- [Problem to work on] Omit all pictures and give the records below again exactly as written.

[Collected data entries]

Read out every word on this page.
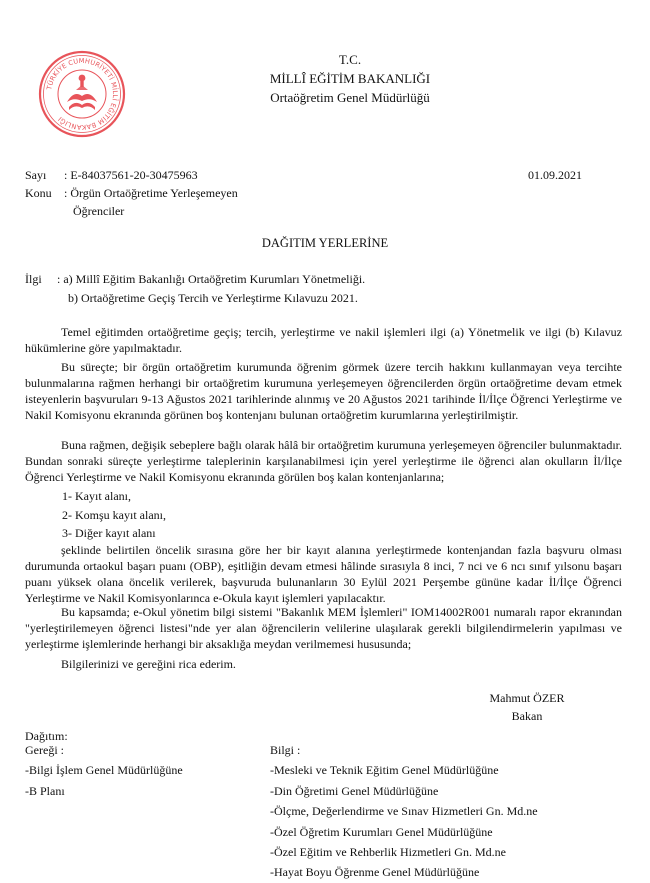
TÜRKİYE CUMHURİYETİ MİLLÎ EĞİTİM BAKANLIĞI
T.C.
MİLLÎ EĞİTİM BAKANLIĞI
Ortaöğretim Genel Müdürlüğü
Sayı : E-84037561-20-30475963	01.09.2021
Konu : Örgün Ortaöğretime Yerleşemeyen
Öğrenciler
DAĞITIM YERLERİNE
İlgi : a) Millî Eğitim Bakanlığı Ortaöğretim Kurumları Yönetmeliği.
b) Ortaöğretime Geçiş Tercih ve Yerleştirme Kılavuzu 2021.

Temel eğitimden ortaöğretime geçiş; tercih, yerleştirme ve nakil işlemleri ilgi (a) Yönetmelik ve ilgi (b) Kılavuz hükümlerine göre yapılmaktadır.

Bu süreçte; bir örgün ortaöğretim kurumunda öğrenim görmek üzere tercih hakkını kullanmayan veya tercihte bulunmalarına rağmen herhangi bir ortaöğretim kurumuna yerleşemeyen öğrencilerden örgün ortaöğretime devam etmek isteyenlerin başvuruları 9-13 Ağustos 2021 tarihlerinde alınmış ve 20 Ağustos 2021 tarihinde İl/İlçe Öğrenci Yerleştirme ve Nakil Komisyonu ekranında görünen boş kontenjanı bulunan ortaöğretim kurumlarına yerleştirilmiştir.

Buna rağmen, değişik sebeplere bağlı olarak hâlâ bir ortaöğretim kurumuna yerleşemeyen öğrenciler bulunmaktadır. Bundan sonraki süreçte yerleştirme taleplerinin karşılanabilmesi için yerel yerleştirme ile öğrenci alan okulların İl/İlçe Öğrenci Yerleştirme ve Nakil Komisyonu ekranında görülen boş kalan kontenjanlarına;

1- Kayıt alanı,
2- Komşu kayıt alanı,
3- Diğer kayıt alanı

şeklinde belirtilen öncelik sırasına göre her bir kayıt alanına yerleştirmede kontenjandan fazla başvuru olması durumunda ortaokul başarı puanı (OBP), eşitliğin devam etmesi hâlinde sırasıyla 8 inci, 7 nci ve 6 ncı sınıf yılsonu başarı puanı yüksek olana öncelik verilerek, başvuruda bulunanların 30 Eylül 2021 Perşembe gününe kadar İl/İlçe Öğrenci Yerleştirme ve Nakil Komisyonlarınca e-Okula kayıt işlemleri yapılacaktır.

Bu kapsamda; e-Okul yönetim bilgi sistemi "Bakanlık MEM İşlemleri" IOM14002R001 numaralı rapor ekranından "yerleştirilemeyen öğrenci listesi"nde yer alan öğrencilerin velilerine ulaşılarak gerekli bilgilendirmelerin yapılması ve yerleştirme işlemlerinde herhangi bir aksaklığa meydan verilmemesi hususunda;

Bilgilerinizi ve gereğini rica ederim.

Mahmut ÖZER
Bakan
Dağıtım:
Gereği :
-Bilgi İşlem Genel Müdürlüğüne
-B Planı
Bilgi :
-Mesleki ve Teknik Eğitim Genel Müdürlüğüne
-Din Öğretimi Genel Müdürlüğüne
-Ölçme, Değerlendirme ve Sınav Hizmetleri Gn. Md.ne
-Özel Öğretim Kurumları Genel Müdürlüğüne
-Özel Eğitim ve Rehberlik Hizmetleri Gn. Md.ne
-Hayat Boyu Öğrenme Genel Müdürlüğüne
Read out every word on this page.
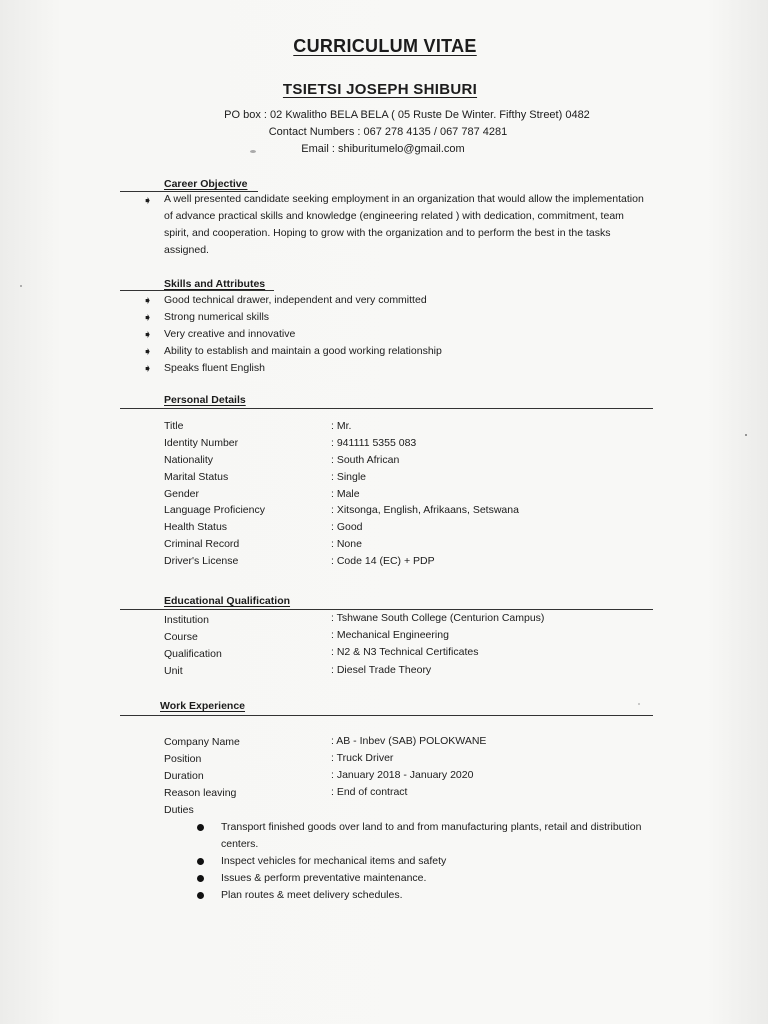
CURRICULUM VITAE
TSIETSI JOSEPH SHIBURI
PO box : 02 Kwalitho BELA BELA ( 05 Ruste De Winter. Fifthy Street) 0482
Contact Numbers : 067 278 4135 / 067 787 4281
Email : shiburitumelo@gmail.com
Career Objective
➧ A well presented candidate seeking employment in an organization that would allow the implementation of advance practical skills and knowledge (engineering related ) with dedication, commitment, team spirit, and cooperation. Hoping to grow with the organization and to perform the best in the tasks assigned.
Skills and Attributes
➧ Good technical drawer, independent and very committed
➧ Strong numerical skills
➧ Very creative and innovative
➧ Ability to establish and maintain a good working relationship
➧ Speaks fluent English
Personal Details
Title	: Mr.
Identity Number	: 941111 5355 083
Nationality	: South African
Marital Status	: Single
Gender	: Male
Language Proficiency	: Xitsonga, English, Afrikaans, Setswana
Health Status	: Good
Criminal Record	: None
Driver's License	: Code 14 (EC) + PDP
Educational Qualification
Institution	: Tshwane South College (Centurion Campus)
Course	: Mechanical Engineering
Qualification	: N2 & N3 Technical Certificates
Unit	: Diesel Trade Theory
Work Experience
Company Name	: AB - Inbev (SAB) POLOKWANE
Position	: Truck Driver
Duration	: January 2018 - January 2020
Reason leaving	: End of contract
Duties
Transport finished goods over land to and from manufacturing plants, retail and distribution centers.
Inspect vehicles for mechanical items and safety
Issues & perform preventative maintenance.
Plan routes & meet delivery schedules.
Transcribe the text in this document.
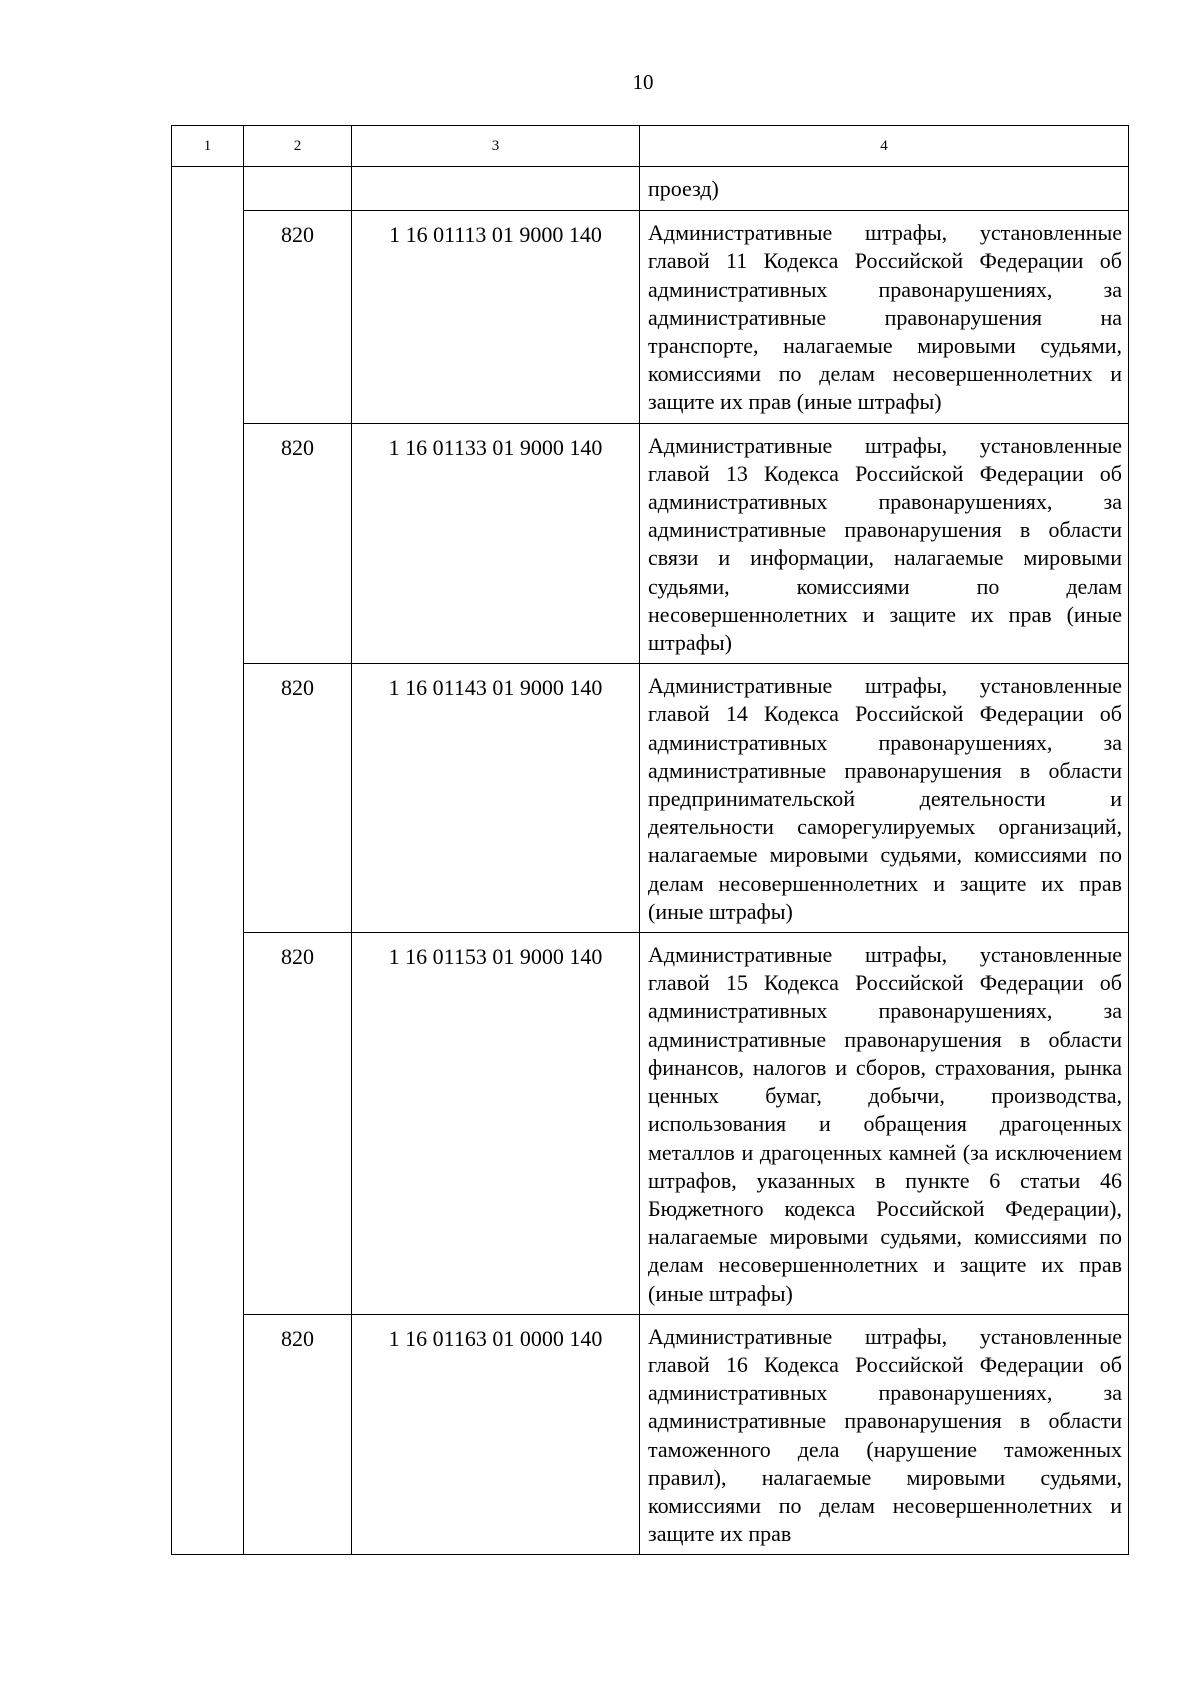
10
1	2	3	4
			проезд)
	820	1 16 01113 01 9000 140	Административные штрафы, установленные главой 11 Кодекса Российской Федерации об административных правонарушениях, за административные правонарушения на транспорте, налагаемые мировыми судьями, комиссиями по делам несовершеннолетних и защите их прав (иные штрафы)
	820	1 16 01133 01 9000 140	Административные штрафы, установленные главой 13 Кодекса Российской Федерации об административных правонарушениях, за административные правонарушения в области связи и информации, налагаемые мировыми судьями, комиссиями по делам несовершеннолетних и защите их прав (иные штрафы)
	820	1 16 01143 01 9000 140	Административные штрафы, установленные главой 14 Кодекса Российской Федерации об административных правонарушениях, за административные правонарушения в области предпринимательской деятельности и деятельности саморегулируемых организаций, налагаемые мировыми судьями, комиссиями по делам несовершеннолетних и защите их прав (иные штрафы)
	820	1 16 01153 01 9000 140	Административные штрафы, установленные главой 15 Кодекса Российской Федерации об административных правонарушениях, за административные правонарушения в области финансов, налогов и сборов, страхования, рынка ценных бумаг, добычи, производства, использования и обращения драгоценных металлов и драгоценных камней (за исключением штрафов, указанных в пункте 6 статьи 46 Бюджетного кодекса Российской Федерации), налагаемые мировыми судьями, комиссиями по делам несовершеннолетних и защите их прав (иные штрафы)
	820	1 16 01163 01 0000 140	Административные штрафы, установленные главой 16 Кодекса Российской Федерации об административных правонарушениях, за административные правонарушения в области таможенного дела (нарушение таможенных правил), налагаемые мировыми судьями, комиссиями по делам несовершеннолетних и защите их прав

- [Exercise result]
Read out every word on this page.
TÜRKİYE CUMHURİYETİ MİLLÎ EĞİTİM BAKANLIĞI
T.C.
MİLLÎ EĞİTİM BAKANLIĞI
Ortaöğretim Genel Müdürlüğü
Sayı : E-84037561-20-30475963	01.09.2021
Konu : Örgün Ortaöğretime Yerleşemeyen
Öğrenciler
DAĞITIM YERLERİNE
İlgi : a) Millî Eğitim Bakanlığı Ortaöğretim Kurumları Yönetmeliği.
b) Ortaöğretime Geçiş Tercih ve Yerleştirme Kılavuzu 2021.

Temel eğitimden ortaöğretime geçiş; tercih, yerleştirme ve nakil işlemleri ilgi (a) Yönetmelik ve ilgi (b) Kılavuz hükümlerine göre yapılmaktadır.

Bu süreçte; bir örgün ortaöğretim kurumunda öğrenim görmek üzere tercih hakkını kullanmayan veya tercihte bulunmalarına rağmen herhangi bir ortaöğretim kurumuna yerleşemeyen öğrencilerden örgün ortaöğretime devam etmek isteyenlerin başvuruları 9-13 Ağustos 2021 tarihlerinde alınmış ve 20 Ağustos 2021 tarihinde İl/İlçe Öğrenci Yerleştirme ve Nakil Komisyonu ekranında görünen boş kontenjanı bulunan ortaöğretim kurumlarına yerleştirilmiştir.

Buna rağmen, değişik sebeplere bağlı olarak hâlâ bir ortaöğretim kurumuna yerleşemeyen öğrenciler bulunmaktadır. Bundan sonraki süreçte yerleştirme taleplerinin karşılanabilmesi için yerel yerleştirme ile öğrenci alan okulların İl/İlçe Öğrenci Yerleştirme ve Nakil Komisyonu ekranında görülen boş kalan kontenjanlarına;

1- Kayıt alanı,
2- Komşu kayıt alanı,
3- Diğer kayıt alanı

şeklinde belirtilen öncelik sırasına göre her bir kayıt alanına yerleştirmede kontenjandan fazla başvuru olması durumunda ortaokul başarı puanı (OBP), eşitliğin devam etmesi hâlinde sırasıyla 8 inci, 7 nci ve 6 ncı sınıf yılsonu başarı puanı yüksek olana öncelik verilerek, başvuruda bulunanların 30 Eylül 2021 Perşembe gününe kadar İl/İlçe Öğrenci Yerleştirme ve Nakil Komisyonlarınca e-Okula kayıt işlemleri yapılacaktır.

Bu kapsamda; e-Okul yönetim bilgi sistemi "Bakanlık MEM İşlemleri" IOM14002R001 numaralı rapor ekranından "yerleştirilemeyen öğrenci listesi"nde yer alan öğrencilerin velilerine ulaşılarak gerekli bilgilendirmelerin yapılması ve yerleştirme işlemlerinde herhangi bir aksaklığa meydan verilmemesi hususunda;

Bilgilerinizi ve gereğini rica ederim.

Mahmut ÖZER
Bakan
Dağıtım:
Gereği :
-Bilgi İşlem Genel Müdürlüğüne
-B Planı
Bilgi :
-Mesleki ve Teknik Eğitim Genel Müdürlüğüne
-Din Öğretimi Genel Müdürlüğüne
-Ölçme, Değerlendirme ve Sınav Hizmetleri Gn. Md.ne
-Özel Öğretim Kurumları Genel Müdürlüğüne
-Özel Eğitim ve Rehberlik Hizmetleri Gn. Md.ne
-Hayat Boyu Öğrenme Genel Müdürlüğüne
Read out every word on this page.
CURRICULUM VITAE
TSIETSI JOSEPH SHIBURI
PO box : 02 Kwalitho BELA BELA ( 05 Ruste De Winter. Fifthy Street) 0482
Contact Numbers : 067 278 4135 / 067 787 4281
Email : shiburitumelo@gmail.com
Career Objective
➧ A well presented candidate seeking employment in an organization that would allow the implementation of advance practical skills and knowledge (engineering related ) with dedication, commitment, team spirit, and cooperation. Hoping to grow with the organization and to perform the best in the tasks assigned.
Skills and Attributes
➧ Good technical drawer, independent and very committed
➧ Strong numerical skills
➧ Very creative and innovative
➧ Ability to establish and maintain a good working relationship
➧ Speaks fluent English
Personal Details
Title	: Mr.
Identity Number	: 941111 5355 083
Nationality	: South African
Marital Status	: Single
Gender	: Male
Language Proficiency	: Xitsonga, English, Afrikaans, Setswana
Health Status	: Good
Criminal Record	: None
Driver's License	: Code 14 (EC) + PDP
Educational Qualification
Institution	: Tshwane South College (Centurion Campus)
Course	: Mechanical Engineering
Qualification	: N2 & N3 Technical Certificates
Unit	: Diesel Trade Theory
Work Experience
Company Name	: AB - Inbev (SAB) POLOKWANE
Position	: Truck Driver
Duration	: January 2018 - January 2020
Reason leaving	: End of contract
Duties
Transport finished goods over land to and from manufacturing plants, retail and distribution centers.
Inspect vehicles for mechanical items and safety
Issues & perform preventative maintenance.
Plan routes & meet delivery schedules.
Transcribe the text in this document.
10
1	2	3	4
			проезд)
	820	1 16 01113 01 9000 140	Административные штрафы, установленные главой 11 Кодекса Российской Федерации об административных правонарушениях, за административные правонарушения на транспорте, налагаемые мировыми судьями, комиссиями по делам несовершеннолетних и защите их прав (иные штрафы)
	820	1 16 01133 01 9000 140	Административные штрафы, установленные главой 13 Кодекса Российской Федерации об административных правонарушениях, за административные правонарушения в области связи и информации, налагаемые мировыми судьями, комиссиями по делам несовершеннолетних и защите их прав (иные штрафы)
	820	1 16 01143 01 9000 140	Административные штрафы, установленные главой 14 Кодекса Российской Федерации об административных правонарушениях, за административные правонарушения в области предпринимательской деятельности и деятельности саморегулируемых организаций, налагаемые мировыми судьями, комиссиями по делам несовершеннолетних и защите их прав (иные штрафы)
	820	1 16 01153 01 9000 140	Административные штрафы, установленные главой 15 Кодекса Российской Федерации об административных правонарушениях, за административные правонарушения в области финансов, налогов и сборов, страхования, рынка ценных бумаг, добычи, производства, использования и обращения драгоценных металлов и драгоценных камней (за исключением штрафов, указанных в пункте 6 статьи 46 Бюджетного кодекса Российской Федерации), налагаемые мировыми судьями, комиссиями по делам несовершеннолетних и защите их прав (иные штрафы)
	820	1 16 01163 01 0000 140	Административные штрафы, установленные главой 16 Кодекса Российской Федерации об административных правонарушениях, за административные правонарушения в области таможенного дела (нарушение таможенных правил), налагаемые мировыми судьями, комиссиями по делам несовершеннолетних и защите их прав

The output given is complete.